Take every line from the material that has the word "their" in it.
----- DATA FOR THIS EXERCISE -----
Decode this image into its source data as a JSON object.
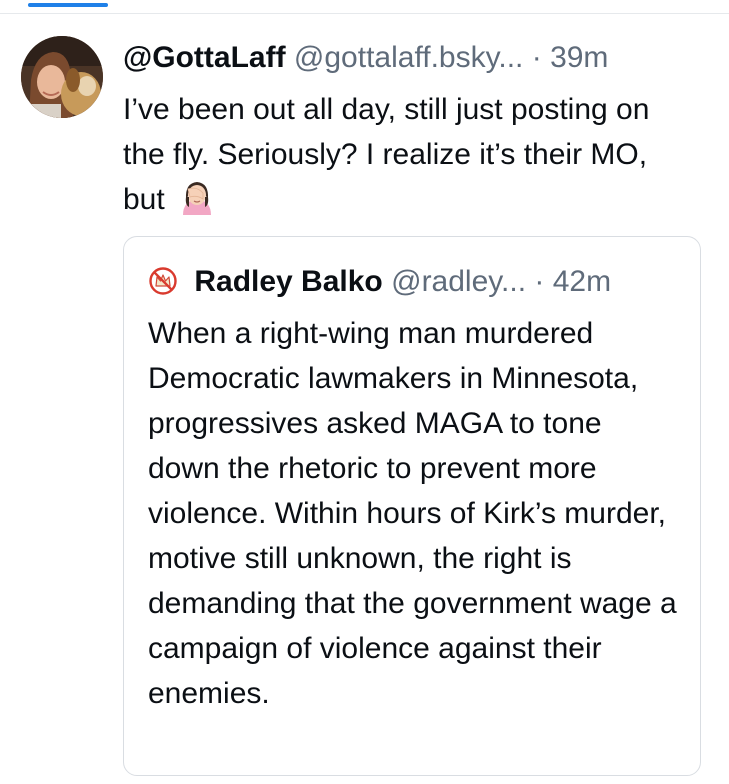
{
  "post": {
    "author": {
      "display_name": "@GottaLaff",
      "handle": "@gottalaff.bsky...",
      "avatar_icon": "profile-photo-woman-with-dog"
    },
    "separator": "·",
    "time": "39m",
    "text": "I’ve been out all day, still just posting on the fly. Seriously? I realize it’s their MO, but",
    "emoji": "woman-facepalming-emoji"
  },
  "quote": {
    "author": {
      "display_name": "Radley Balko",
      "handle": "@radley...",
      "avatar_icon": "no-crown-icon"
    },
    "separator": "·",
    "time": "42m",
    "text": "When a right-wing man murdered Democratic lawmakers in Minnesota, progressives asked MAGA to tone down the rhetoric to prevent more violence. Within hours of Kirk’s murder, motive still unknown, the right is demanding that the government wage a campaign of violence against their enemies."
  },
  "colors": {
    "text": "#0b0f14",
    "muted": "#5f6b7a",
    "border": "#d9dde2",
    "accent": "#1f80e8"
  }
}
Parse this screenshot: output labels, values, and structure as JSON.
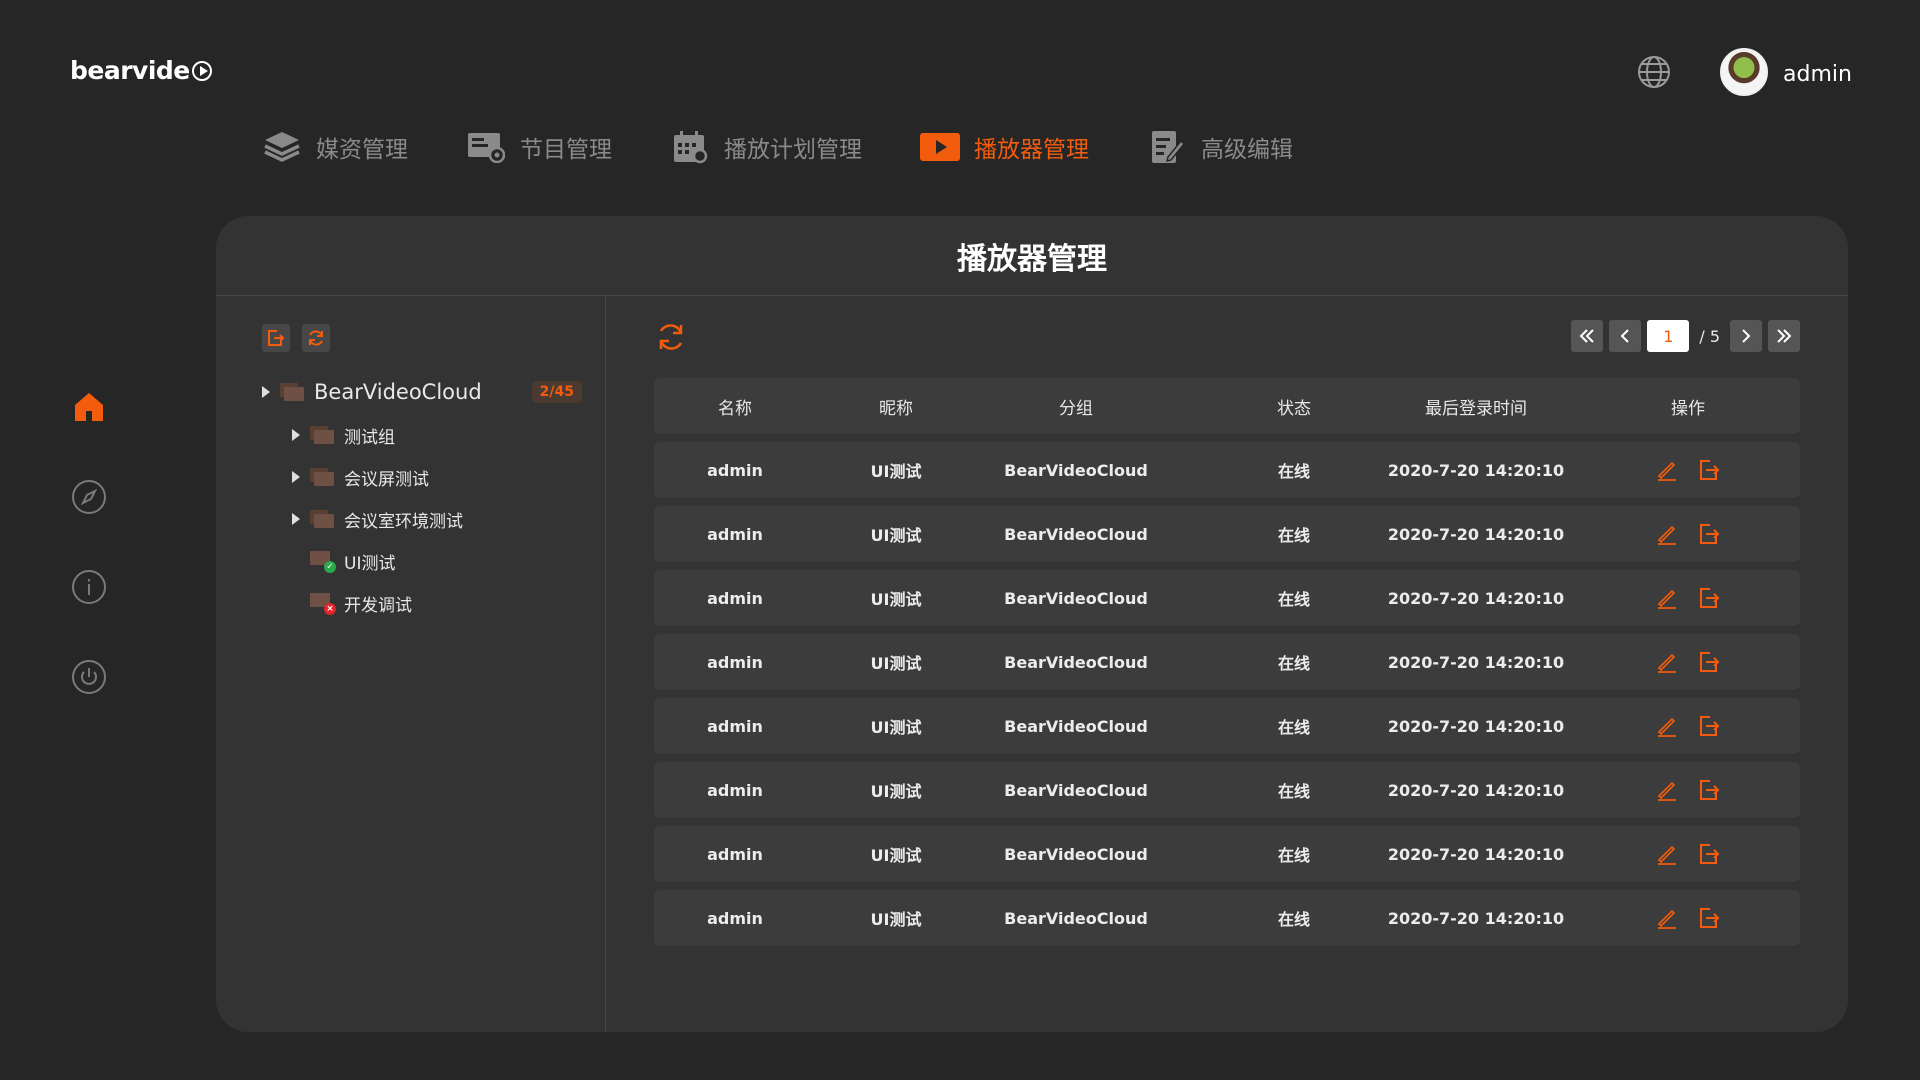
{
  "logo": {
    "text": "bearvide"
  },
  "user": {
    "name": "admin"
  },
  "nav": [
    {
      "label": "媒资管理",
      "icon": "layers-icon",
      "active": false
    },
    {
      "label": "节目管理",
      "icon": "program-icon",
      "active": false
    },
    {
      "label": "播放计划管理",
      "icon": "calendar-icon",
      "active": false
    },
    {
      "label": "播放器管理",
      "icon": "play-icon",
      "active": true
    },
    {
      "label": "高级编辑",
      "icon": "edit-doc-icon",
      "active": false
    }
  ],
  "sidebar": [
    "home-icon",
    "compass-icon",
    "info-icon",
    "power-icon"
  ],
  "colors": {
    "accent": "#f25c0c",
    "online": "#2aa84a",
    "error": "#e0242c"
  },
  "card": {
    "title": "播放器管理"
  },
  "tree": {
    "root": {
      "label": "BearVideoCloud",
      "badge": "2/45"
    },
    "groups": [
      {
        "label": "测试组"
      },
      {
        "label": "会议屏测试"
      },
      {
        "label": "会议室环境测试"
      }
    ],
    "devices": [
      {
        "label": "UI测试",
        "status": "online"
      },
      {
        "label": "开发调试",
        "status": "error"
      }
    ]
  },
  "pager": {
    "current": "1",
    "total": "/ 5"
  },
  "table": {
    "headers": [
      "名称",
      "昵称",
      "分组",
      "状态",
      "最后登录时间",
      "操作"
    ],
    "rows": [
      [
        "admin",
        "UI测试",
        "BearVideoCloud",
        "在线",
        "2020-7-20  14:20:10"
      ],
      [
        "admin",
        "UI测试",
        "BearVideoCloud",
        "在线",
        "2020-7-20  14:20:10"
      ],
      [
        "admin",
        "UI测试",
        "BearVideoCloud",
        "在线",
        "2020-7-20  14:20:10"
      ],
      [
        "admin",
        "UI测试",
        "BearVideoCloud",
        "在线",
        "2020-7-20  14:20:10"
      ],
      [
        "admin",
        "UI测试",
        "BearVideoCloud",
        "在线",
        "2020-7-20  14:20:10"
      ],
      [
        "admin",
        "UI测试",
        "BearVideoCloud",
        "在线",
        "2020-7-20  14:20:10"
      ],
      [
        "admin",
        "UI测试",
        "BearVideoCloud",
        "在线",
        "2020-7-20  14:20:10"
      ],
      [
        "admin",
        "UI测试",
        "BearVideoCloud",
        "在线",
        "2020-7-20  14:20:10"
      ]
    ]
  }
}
-----
----- DATA FOR THIS EXERCISE -----
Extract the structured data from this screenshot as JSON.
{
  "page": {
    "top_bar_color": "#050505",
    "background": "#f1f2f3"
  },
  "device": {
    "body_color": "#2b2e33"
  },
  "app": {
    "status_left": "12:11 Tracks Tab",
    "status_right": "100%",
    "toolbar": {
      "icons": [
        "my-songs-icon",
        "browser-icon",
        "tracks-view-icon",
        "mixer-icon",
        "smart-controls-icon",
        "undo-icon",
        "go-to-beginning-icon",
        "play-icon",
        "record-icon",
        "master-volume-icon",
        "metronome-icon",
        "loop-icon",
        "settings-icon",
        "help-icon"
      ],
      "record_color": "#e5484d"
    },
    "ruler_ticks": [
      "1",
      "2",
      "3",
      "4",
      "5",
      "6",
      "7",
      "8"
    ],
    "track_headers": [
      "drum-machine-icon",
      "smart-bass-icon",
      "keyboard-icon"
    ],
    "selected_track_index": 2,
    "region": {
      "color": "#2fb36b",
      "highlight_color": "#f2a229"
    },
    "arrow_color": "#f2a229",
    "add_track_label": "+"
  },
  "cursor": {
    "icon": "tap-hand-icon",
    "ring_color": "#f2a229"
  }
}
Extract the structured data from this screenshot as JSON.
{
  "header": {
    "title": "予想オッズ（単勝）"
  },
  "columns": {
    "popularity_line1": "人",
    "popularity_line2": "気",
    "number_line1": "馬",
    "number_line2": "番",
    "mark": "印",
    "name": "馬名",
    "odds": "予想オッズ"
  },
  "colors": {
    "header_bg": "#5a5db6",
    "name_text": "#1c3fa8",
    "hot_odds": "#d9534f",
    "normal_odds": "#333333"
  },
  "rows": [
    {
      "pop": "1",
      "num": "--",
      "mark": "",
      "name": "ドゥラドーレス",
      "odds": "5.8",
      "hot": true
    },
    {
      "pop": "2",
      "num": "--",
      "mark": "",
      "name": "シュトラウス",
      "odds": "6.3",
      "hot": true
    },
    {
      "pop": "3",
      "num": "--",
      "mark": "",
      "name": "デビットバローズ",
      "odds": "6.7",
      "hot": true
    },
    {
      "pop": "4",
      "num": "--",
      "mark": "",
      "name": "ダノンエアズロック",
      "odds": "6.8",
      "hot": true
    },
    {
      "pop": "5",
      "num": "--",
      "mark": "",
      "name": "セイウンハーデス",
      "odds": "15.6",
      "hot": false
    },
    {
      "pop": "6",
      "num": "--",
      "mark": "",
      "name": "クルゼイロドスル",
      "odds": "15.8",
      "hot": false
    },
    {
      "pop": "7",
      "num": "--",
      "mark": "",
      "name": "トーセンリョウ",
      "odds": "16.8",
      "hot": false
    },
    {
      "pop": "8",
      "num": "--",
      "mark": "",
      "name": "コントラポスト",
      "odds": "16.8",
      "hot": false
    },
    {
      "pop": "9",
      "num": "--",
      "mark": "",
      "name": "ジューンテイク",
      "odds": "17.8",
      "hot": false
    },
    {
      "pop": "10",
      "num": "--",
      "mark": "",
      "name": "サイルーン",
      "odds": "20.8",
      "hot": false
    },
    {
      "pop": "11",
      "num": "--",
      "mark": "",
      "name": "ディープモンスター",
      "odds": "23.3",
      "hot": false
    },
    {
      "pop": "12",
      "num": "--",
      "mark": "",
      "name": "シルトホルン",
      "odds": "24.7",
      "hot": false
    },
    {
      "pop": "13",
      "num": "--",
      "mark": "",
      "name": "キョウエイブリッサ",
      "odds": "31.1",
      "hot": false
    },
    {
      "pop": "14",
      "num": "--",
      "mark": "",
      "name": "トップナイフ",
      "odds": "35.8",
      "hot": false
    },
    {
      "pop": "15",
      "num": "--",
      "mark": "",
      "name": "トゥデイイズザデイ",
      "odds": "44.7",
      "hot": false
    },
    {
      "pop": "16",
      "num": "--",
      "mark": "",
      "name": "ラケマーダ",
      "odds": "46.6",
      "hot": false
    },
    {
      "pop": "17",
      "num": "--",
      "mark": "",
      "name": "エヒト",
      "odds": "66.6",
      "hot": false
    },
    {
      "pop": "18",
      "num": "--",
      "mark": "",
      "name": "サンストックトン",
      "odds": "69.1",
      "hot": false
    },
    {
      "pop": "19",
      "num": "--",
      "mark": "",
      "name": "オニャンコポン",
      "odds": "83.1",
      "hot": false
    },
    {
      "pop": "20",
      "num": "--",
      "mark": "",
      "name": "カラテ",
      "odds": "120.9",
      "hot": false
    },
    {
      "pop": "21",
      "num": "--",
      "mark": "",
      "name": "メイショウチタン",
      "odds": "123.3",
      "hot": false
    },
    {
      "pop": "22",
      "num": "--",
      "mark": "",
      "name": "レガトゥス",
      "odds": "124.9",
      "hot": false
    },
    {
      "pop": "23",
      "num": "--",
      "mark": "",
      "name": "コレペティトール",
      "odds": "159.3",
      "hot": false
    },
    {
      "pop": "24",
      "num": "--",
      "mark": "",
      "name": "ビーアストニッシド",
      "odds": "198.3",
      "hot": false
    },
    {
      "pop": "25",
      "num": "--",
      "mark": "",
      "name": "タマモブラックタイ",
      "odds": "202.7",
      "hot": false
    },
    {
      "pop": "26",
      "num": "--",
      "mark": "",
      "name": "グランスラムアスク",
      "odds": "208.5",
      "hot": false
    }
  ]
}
-----
* OUTPUT OF THE TASK
    "text": "I’ve been out all day, still just posting on the fly. Seriously? I realize it’s their MO, but",
    "text": "When a right-wing man murdered Democratic lawmakers in Minnesota, progressives asked MAGA to tone down the rhetoric to prevent more violence. Within hours of Kirk’s murder, motive still unknown, the right is demanding that the government wage a campaign of violence against their enemies."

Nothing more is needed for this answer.